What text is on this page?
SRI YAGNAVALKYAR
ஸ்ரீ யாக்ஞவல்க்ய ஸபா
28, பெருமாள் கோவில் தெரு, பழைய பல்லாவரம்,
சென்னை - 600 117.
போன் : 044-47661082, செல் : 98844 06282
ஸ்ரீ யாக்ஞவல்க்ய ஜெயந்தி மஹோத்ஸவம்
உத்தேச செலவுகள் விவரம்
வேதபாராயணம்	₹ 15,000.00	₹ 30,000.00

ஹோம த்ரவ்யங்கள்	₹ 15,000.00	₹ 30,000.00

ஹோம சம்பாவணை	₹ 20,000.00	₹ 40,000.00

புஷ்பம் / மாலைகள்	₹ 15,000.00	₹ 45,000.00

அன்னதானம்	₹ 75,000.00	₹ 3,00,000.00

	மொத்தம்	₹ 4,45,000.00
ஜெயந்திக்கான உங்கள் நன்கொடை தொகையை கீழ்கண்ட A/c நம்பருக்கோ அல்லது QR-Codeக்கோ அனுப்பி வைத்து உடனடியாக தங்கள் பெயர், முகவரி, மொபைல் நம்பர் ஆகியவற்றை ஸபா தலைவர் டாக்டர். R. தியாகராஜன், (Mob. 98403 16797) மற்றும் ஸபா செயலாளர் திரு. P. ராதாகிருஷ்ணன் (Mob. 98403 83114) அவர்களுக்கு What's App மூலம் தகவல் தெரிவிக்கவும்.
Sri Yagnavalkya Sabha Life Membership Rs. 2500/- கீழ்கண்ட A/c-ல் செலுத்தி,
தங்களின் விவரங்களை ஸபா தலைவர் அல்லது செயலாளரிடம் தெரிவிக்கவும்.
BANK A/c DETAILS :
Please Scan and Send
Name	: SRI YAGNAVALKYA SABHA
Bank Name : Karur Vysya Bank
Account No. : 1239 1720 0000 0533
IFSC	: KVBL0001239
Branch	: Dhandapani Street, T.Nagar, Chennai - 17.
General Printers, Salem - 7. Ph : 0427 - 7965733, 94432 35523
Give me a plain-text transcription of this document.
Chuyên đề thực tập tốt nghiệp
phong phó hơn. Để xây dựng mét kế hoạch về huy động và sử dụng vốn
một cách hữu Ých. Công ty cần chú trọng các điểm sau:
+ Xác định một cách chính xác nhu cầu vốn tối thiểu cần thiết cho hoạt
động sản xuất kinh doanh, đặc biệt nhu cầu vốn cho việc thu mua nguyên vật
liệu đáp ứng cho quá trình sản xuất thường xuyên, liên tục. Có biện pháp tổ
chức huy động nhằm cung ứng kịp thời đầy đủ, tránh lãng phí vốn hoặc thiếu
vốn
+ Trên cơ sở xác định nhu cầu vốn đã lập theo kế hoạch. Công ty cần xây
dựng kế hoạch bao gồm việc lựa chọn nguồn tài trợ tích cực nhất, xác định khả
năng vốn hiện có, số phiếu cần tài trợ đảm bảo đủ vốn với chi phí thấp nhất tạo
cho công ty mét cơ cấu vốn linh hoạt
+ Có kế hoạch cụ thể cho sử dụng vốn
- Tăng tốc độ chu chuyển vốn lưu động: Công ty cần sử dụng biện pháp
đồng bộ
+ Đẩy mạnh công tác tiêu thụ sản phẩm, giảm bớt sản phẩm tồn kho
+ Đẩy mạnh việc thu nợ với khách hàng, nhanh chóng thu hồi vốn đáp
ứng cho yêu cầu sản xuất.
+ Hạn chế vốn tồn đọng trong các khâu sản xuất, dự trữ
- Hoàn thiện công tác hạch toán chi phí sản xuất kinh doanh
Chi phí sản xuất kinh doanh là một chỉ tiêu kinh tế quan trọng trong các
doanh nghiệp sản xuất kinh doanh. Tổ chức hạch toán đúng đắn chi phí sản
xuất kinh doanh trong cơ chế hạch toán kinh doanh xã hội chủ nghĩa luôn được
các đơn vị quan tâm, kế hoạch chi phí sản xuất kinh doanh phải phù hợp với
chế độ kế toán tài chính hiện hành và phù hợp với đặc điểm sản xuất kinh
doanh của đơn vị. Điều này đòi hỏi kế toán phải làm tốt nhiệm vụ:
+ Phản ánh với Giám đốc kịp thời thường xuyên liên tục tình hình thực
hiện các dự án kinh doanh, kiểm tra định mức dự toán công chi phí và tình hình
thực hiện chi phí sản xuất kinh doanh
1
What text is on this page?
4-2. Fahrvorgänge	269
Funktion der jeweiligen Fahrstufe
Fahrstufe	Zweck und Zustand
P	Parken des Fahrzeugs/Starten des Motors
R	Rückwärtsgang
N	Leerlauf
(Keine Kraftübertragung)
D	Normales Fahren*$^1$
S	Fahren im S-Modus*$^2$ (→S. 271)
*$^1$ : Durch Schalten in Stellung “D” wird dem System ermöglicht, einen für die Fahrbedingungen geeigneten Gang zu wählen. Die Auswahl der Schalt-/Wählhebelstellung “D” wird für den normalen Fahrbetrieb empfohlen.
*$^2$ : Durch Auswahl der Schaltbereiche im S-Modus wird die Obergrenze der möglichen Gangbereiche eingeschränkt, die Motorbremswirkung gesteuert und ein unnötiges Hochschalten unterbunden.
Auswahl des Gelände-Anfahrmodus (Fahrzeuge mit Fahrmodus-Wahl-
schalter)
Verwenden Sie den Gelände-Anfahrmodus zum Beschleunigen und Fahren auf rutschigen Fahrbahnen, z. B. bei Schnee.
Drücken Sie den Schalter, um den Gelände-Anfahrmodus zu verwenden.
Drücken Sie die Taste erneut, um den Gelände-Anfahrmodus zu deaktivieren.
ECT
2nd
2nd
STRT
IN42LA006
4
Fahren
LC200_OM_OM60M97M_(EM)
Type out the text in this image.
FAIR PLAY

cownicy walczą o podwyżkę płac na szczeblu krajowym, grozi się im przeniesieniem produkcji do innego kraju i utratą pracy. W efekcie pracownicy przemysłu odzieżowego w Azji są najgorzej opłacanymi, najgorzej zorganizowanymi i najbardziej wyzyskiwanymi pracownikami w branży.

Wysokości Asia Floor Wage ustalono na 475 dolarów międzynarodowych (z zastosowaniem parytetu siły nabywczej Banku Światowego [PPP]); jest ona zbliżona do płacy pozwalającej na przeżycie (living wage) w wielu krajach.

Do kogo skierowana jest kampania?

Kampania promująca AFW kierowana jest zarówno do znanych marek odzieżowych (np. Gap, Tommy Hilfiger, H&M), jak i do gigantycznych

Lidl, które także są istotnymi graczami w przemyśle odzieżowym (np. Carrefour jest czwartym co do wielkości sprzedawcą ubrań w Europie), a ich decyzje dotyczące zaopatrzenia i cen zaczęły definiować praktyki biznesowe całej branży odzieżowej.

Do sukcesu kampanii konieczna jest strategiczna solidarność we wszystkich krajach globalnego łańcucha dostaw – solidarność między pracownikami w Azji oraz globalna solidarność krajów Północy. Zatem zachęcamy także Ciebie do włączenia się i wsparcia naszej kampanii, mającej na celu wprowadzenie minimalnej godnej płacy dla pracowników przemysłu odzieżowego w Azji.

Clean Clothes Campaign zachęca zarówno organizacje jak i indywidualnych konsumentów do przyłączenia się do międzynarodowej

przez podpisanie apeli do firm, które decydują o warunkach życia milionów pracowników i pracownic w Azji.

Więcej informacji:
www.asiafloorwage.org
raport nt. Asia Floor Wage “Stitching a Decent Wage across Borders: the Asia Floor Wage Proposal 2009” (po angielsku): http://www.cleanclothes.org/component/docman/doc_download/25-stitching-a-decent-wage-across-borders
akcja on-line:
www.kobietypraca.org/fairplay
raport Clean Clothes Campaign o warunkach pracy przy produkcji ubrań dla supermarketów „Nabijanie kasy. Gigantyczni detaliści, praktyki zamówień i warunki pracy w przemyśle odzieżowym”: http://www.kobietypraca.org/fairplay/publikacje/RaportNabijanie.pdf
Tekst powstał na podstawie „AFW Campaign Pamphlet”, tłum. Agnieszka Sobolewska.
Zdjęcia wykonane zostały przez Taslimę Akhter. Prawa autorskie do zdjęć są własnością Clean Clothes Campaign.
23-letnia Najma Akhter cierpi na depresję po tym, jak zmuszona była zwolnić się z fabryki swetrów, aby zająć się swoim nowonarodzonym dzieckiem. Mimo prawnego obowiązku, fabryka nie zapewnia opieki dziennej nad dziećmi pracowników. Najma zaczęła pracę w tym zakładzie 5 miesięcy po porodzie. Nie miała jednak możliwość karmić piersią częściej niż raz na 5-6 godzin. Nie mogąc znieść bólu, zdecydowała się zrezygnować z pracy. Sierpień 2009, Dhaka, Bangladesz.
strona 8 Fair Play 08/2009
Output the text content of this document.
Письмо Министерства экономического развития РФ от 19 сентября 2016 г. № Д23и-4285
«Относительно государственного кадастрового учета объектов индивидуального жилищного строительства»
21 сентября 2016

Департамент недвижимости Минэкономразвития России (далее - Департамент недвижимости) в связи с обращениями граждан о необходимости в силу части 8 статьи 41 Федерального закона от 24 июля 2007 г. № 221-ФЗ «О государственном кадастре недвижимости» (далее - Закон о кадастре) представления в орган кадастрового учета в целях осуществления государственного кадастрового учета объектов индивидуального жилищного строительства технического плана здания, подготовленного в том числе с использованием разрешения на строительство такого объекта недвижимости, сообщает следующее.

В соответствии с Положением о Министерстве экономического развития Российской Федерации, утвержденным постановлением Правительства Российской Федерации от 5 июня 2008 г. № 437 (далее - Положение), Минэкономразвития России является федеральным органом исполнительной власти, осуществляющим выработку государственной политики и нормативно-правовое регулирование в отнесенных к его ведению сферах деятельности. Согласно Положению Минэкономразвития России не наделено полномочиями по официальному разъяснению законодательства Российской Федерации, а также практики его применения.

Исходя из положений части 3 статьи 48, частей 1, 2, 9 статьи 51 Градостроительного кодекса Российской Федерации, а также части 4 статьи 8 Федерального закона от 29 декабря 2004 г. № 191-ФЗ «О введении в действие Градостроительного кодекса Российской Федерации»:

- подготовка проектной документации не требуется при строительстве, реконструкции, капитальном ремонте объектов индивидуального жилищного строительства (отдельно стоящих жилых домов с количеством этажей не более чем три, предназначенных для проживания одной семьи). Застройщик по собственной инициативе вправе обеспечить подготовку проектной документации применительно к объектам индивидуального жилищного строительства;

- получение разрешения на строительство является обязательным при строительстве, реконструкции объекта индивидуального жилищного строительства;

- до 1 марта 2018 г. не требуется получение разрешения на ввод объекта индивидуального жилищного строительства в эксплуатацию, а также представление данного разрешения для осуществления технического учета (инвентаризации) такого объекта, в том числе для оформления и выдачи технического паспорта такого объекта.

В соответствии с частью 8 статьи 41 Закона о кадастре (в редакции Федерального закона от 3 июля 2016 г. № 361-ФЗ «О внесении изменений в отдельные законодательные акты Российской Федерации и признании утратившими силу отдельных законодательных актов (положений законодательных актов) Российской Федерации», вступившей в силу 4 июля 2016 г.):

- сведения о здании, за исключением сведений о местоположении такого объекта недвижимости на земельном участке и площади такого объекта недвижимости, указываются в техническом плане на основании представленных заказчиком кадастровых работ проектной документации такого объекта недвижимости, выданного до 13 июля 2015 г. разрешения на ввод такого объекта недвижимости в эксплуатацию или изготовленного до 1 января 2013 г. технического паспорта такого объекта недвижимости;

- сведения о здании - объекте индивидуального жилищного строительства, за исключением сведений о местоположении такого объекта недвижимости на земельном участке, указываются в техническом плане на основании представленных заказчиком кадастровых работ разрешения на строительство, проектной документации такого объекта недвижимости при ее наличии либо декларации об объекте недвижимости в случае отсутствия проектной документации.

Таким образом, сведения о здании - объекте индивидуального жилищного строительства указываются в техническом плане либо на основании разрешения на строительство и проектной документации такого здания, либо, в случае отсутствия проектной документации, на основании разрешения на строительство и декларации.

# # # # #

_GOAL_
Scan the lines for the string "text". Pick out every line that has it.

_RESULT OF THE EXERCISE_
What text is on this page?
Give me a plain-text transcription of this document.
What text is on this page?
Type out the text in this image.
Output the text content of this document.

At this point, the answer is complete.